▶ **Exercise objective**: Copy out every line of the records where the string "холодного" occurs.

▶ **Collected data**:
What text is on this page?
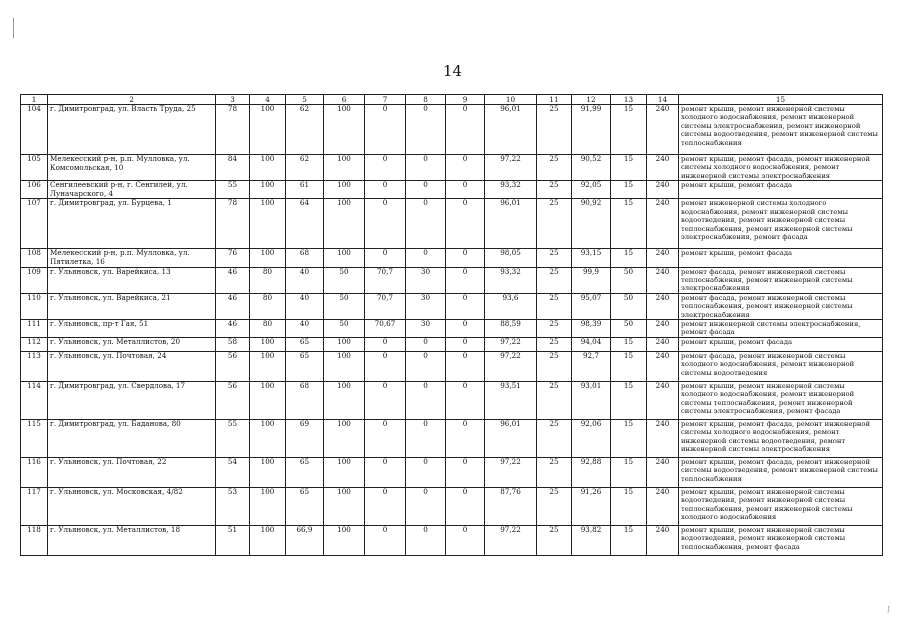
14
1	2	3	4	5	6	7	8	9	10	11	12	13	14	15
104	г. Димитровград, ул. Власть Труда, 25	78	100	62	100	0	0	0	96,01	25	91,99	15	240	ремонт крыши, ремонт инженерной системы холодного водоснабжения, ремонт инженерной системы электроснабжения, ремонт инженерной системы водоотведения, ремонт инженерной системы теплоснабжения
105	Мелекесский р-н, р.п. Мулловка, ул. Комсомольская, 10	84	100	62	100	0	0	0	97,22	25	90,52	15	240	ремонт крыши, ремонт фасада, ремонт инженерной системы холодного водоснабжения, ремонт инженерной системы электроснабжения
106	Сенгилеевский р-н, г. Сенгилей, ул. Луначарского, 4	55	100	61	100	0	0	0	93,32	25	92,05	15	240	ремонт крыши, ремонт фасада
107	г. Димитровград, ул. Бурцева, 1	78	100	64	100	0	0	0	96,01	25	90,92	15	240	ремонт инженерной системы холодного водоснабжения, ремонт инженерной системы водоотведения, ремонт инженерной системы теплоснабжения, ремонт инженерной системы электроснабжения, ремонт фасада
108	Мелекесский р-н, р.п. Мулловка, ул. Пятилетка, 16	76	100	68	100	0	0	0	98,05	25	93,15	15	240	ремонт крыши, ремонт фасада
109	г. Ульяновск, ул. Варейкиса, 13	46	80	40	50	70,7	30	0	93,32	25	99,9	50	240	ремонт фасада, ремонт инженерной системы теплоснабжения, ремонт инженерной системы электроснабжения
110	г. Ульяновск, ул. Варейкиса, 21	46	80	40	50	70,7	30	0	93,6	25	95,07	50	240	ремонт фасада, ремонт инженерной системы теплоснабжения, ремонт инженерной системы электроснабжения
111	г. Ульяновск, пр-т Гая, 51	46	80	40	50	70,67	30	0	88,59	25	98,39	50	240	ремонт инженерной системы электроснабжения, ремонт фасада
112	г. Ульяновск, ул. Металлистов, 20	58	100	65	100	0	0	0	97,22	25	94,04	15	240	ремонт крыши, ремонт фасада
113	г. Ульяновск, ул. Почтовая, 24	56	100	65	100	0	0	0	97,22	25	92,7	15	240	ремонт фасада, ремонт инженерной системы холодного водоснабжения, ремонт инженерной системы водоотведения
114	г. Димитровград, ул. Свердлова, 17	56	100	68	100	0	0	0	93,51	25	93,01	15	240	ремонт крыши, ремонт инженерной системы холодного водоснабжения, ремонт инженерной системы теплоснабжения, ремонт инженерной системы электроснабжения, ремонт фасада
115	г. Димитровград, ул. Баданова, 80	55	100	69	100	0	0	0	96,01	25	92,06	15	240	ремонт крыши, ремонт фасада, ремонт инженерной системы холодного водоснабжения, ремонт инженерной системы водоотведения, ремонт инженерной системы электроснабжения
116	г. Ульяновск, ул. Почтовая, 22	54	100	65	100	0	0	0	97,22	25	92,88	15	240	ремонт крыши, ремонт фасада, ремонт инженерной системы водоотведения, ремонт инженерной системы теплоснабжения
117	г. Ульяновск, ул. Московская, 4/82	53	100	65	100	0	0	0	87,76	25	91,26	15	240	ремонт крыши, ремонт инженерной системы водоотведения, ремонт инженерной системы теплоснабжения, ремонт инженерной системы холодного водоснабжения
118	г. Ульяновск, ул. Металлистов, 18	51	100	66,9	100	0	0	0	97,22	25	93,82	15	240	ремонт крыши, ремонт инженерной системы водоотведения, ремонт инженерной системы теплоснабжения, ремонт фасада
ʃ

▶ **Exercise solution**:
104	г. Димитровград, ул. Власть Труда, 25	78	100	62	100	0	0	0	96,01	25	91,99	15	240	ремонт крыши, ремонт инженерной системы холодного водоснабжения, ремонт инженерной системы электроснабжения, ремонт инженерной системы водоотведения, ремонт инженерной системы теплоснабжения
105	Мелекесский р-н, р.п. Мулловка, ул. Комсомольская, 10	84	100	62	100	0	0	0	97,22	25	90,52	15	240	ремонт крыши, ремонт фасада, ремонт инженерной системы холодного водоснабжения, ремонт инженерной системы электроснабжения
107	г. Димитровград, ул. Бурцева, 1	78	100	64	100	0	0	0	96,01	25	90,92	15	240	ремонт инженерной системы холодного водоснабжения, ремонт инженерной системы водоотведения, ремонт инженерной системы теплоснабжения, ремонт инженерной системы электроснабжения, ремонт фасада
113	г. Ульяновск, ул. Почтовая, 24	56	100	65	100	0	0	0	97,22	25	92,7	15	240	ремонт фасада, ремонт инженерной системы холодного водоснабжения, ремонт инженерной системы водоотведения
114	г. Димитровград, ул. Свердлова, 17	56	100	68	100	0	0	0	93,51	25	93,01	15	240	ремонт крыши, ремонт инженерной системы холодного водоснабжения, ремонт инженерной системы теплоснабжения, ремонт инженерной системы электроснабжения, ремонт фасада
115	г. Димитровград, ул. Баданова, 80	55	100	69	100	0	0	0	96,01	25	92,06	15	240	ремонт крыши, ремонт фасада, ремонт инженерной системы холодного водоснабжения, ремонт инженерной системы водоотведения, ремонт инженерной системы электроснабжения
117	г. Ульяновск, ул. Московская, 4/82	53	100	65	100	0	0	0	87,76	25	91,26	15	240	ремонт крыши, ремонт инженерной системы водоотведения, ремонт инженерной системы теплоснабжения, ремонт инженерной системы холодного водоснабжения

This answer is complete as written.